**Task statement**
Give the number of lines in the data that hold the word "outlet", and nothing else.

Dataset items:
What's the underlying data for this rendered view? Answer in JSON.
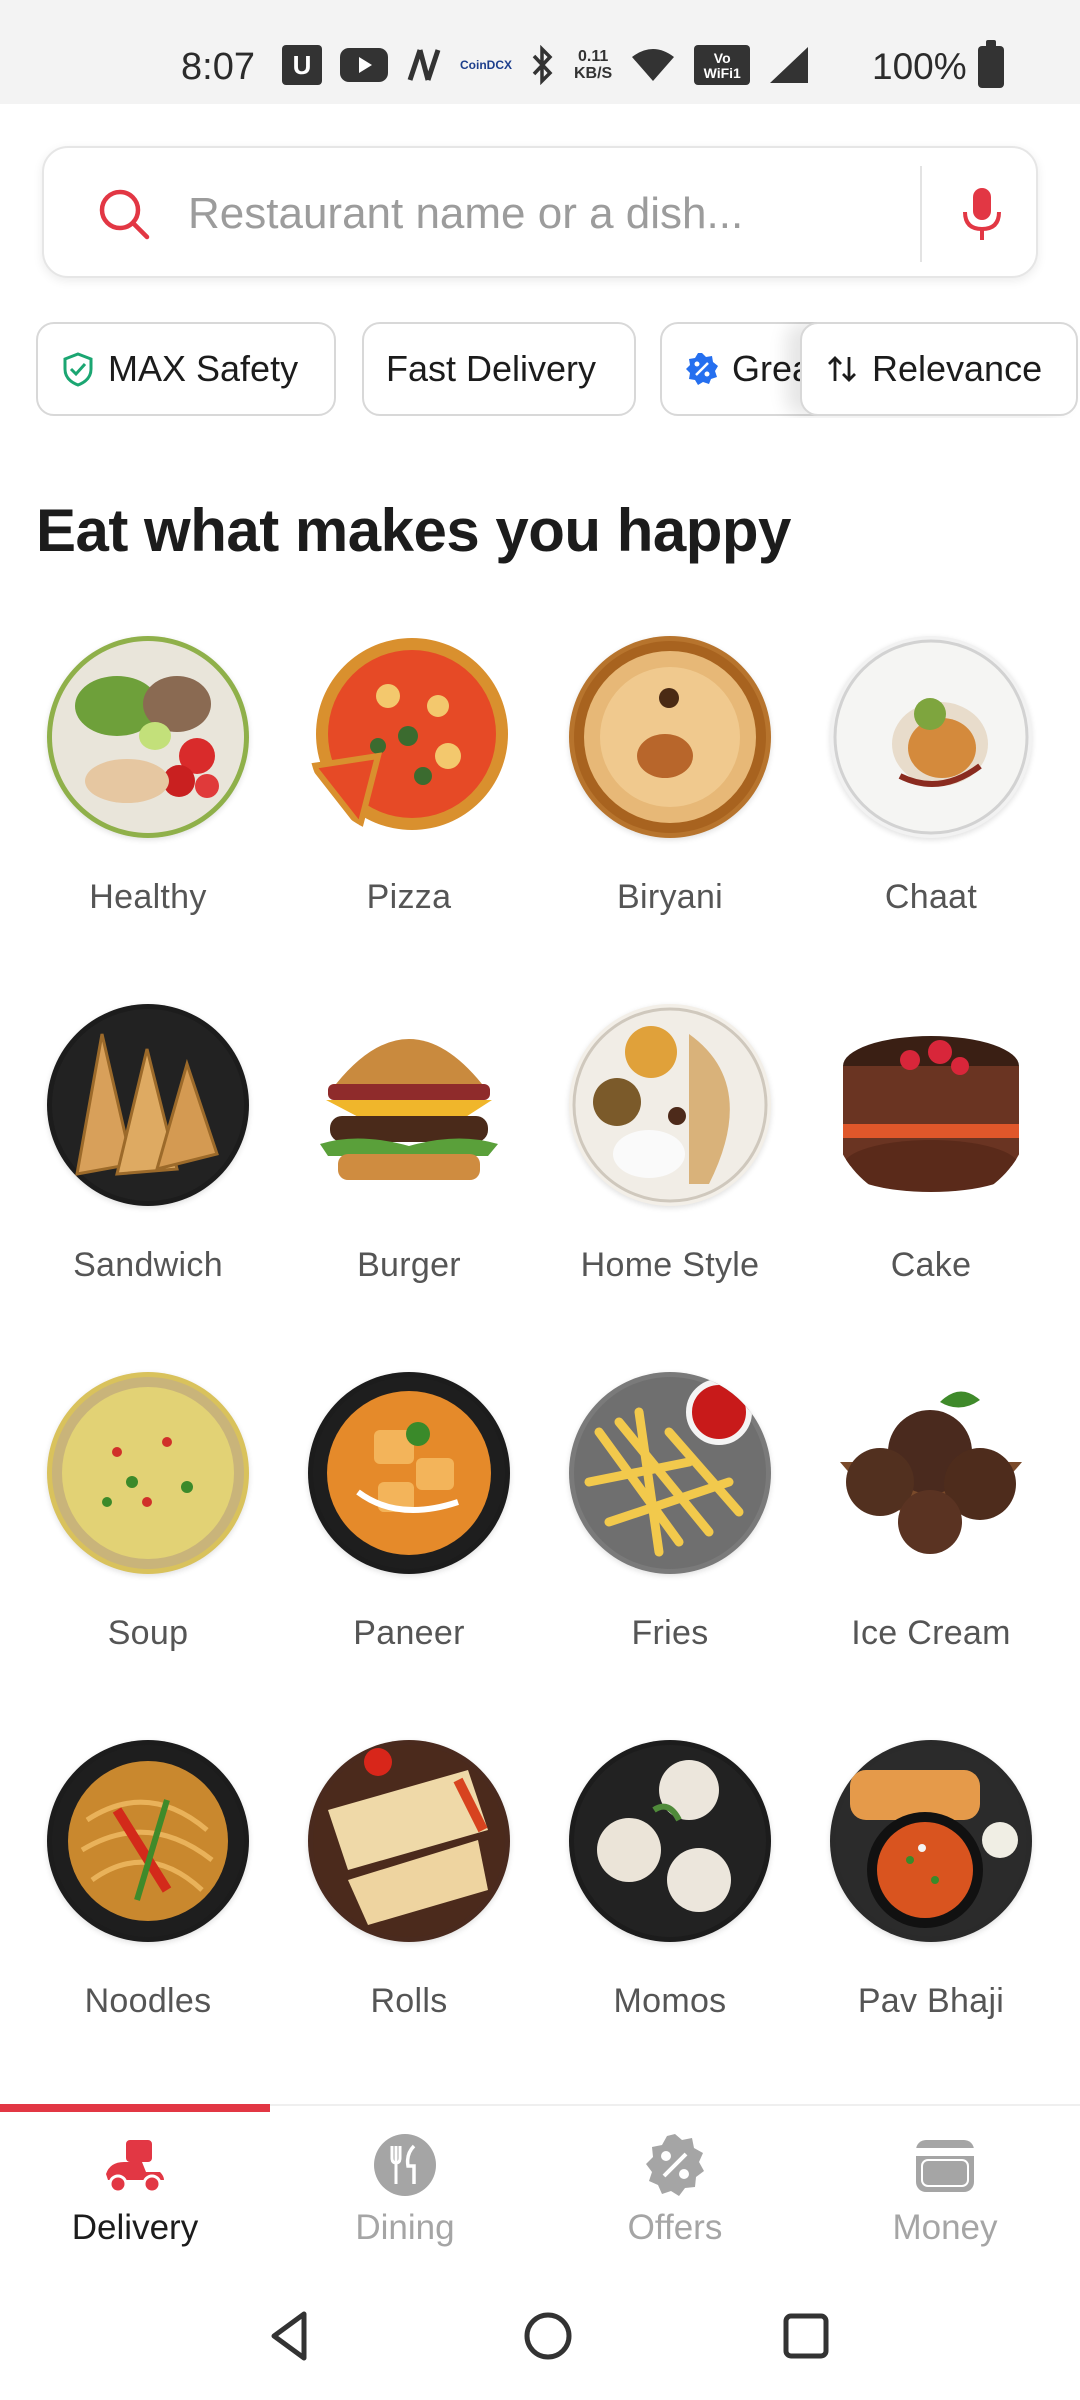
{
  "status_bar": {
    "time": "8:07",
    "network_speed_value": "0.11",
    "network_speed_unit": "KB/S",
    "battery": "100%",
    "notif_u": "U",
    "app_coindcx": "CoinDCX",
    "vowifi_line1": "Vo",
    "vowifi_line2": "WiFi1",
    "icons": [
      "u-icon",
      "youtube-icon",
      "n-icon",
      "coindcx-icon",
      "bluetooth-icon",
      "wifi-icon",
      "vowifi-icon",
      "signal-icon",
      "battery-icon"
    ]
  },
  "search": {
    "placeholder": "Restaurant name or a dish...",
    "value": ""
  },
  "filters": [
    {
      "label": "MAX Safety",
      "icon": "shield-check-icon"
    },
    {
      "label": "Fast Delivery"
    },
    {
      "label": "Great Offers",
      "icon": "discount-badge-icon"
    },
    {
      "label": "Relevance",
      "icon": "sort-arrows-icon"
    }
  ],
  "section_title": "Eat what makes you happy",
  "categories": [
    {
      "label": "Healthy"
    },
    {
      "label": "Pizza"
    },
    {
      "label": "Biryani"
    },
    {
      "label": "Chaat"
    },
    {
      "label": "Sandwich"
    },
    {
      "label": "Burger"
    },
    {
      "label": "Home Style"
    },
    {
      "label": "Cake"
    },
    {
      "label": "Soup"
    },
    {
      "label": "Paneer"
    },
    {
      "label": "Fries"
    },
    {
      "label": "Ice Cream"
    },
    {
      "label": "Noodles"
    },
    {
      "label": "Rolls"
    },
    {
      "label": "Momos"
    },
    {
      "label": "Pav Bhaji"
    }
  ],
  "bottom_nav": [
    {
      "label": "Delivery",
      "icon": "delivery-scooter-icon",
      "active": true
    },
    {
      "label": "Dining",
      "icon": "dining-cutlery-icon"
    },
    {
      "label": "Offers",
      "icon": "offers-percent-icon"
    },
    {
      "label": "Money",
      "icon": "wallet-icon"
    }
  ],
  "colors": {
    "brand": "#e23744",
    "inactive": "#a5a5a5",
    "text": "#1c1c1c"
  }
}
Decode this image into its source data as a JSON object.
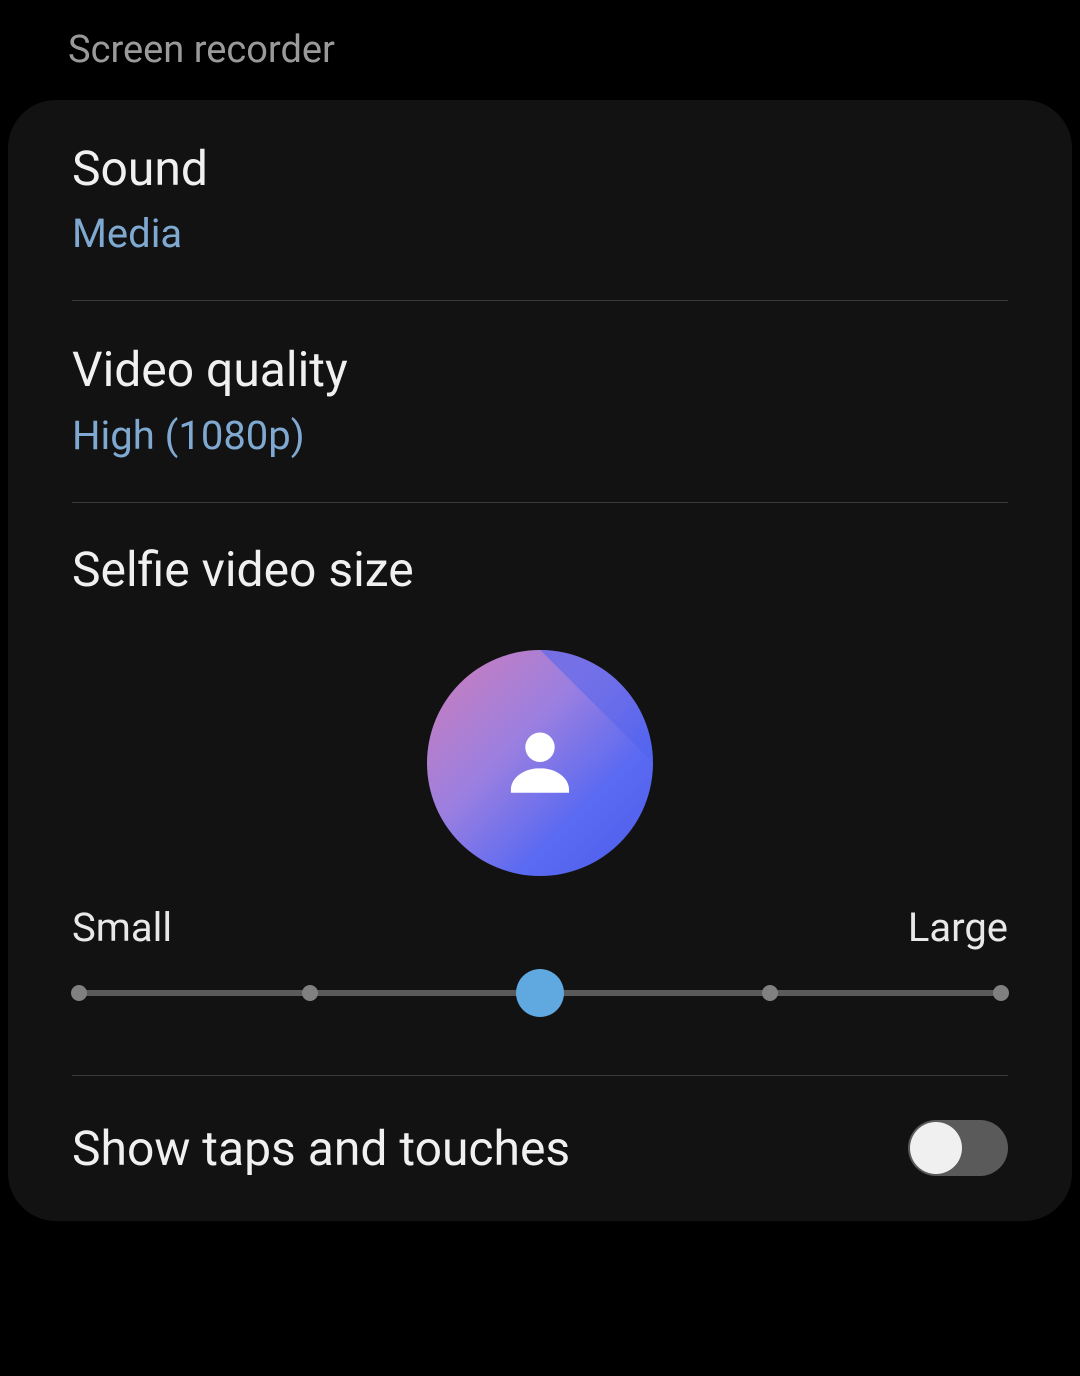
{
  "header": {
    "title": "Screen recorder"
  },
  "settings": {
    "sound": {
      "label": "Sound",
      "value": "Media"
    },
    "videoQuality": {
      "label": "Video quality",
      "value": "High (1080p)"
    },
    "selfieSize": {
      "label": "Selfie video size",
      "slider": {
        "min_label": "Small",
        "max_label": "Large",
        "steps": 5,
        "value_index": 2
      }
    },
    "showTaps": {
      "label": "Show taps and touches",
      "enabled": false
    }
  },
  "colors": {
    "accent": "#7fa9d0",
    "slider_thumb": "#5fa8e0"
  }
}
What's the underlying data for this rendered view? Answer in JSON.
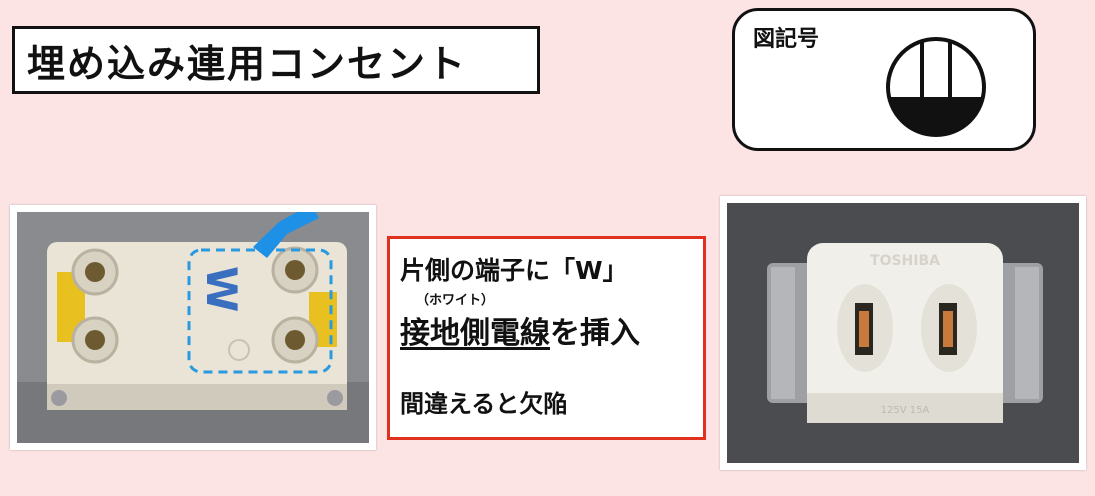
{
  "title": "埋め込み連用コンセント",
  "symbol": {
    "label": "図記号",
    "icon": "concealed-outlet-symbol"
  },
  "note": {
    "line1": "片側の端子に「W」",
    "line1_sub": "（ホワイト）",
    "line2_underlined": "接地側電線",
    "line2_rest": "を挿入",
    "line3": "間違えると欠陥"
  },
  "left_photo": {
    "mark": "W",
    "icon": "outlet-back-terminals-photo"
  },
  "right_photo": {
    "brand": "TOSHIBA",
    "rating": "125V 15A",
    "icon": "outlet-front-photo"
  },
  "colors": {
    "background": "#fce4e4",
    "note_border": "#e0301e",
    "arrow": "#1e90e6"
  }
}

**Exercise solution**
3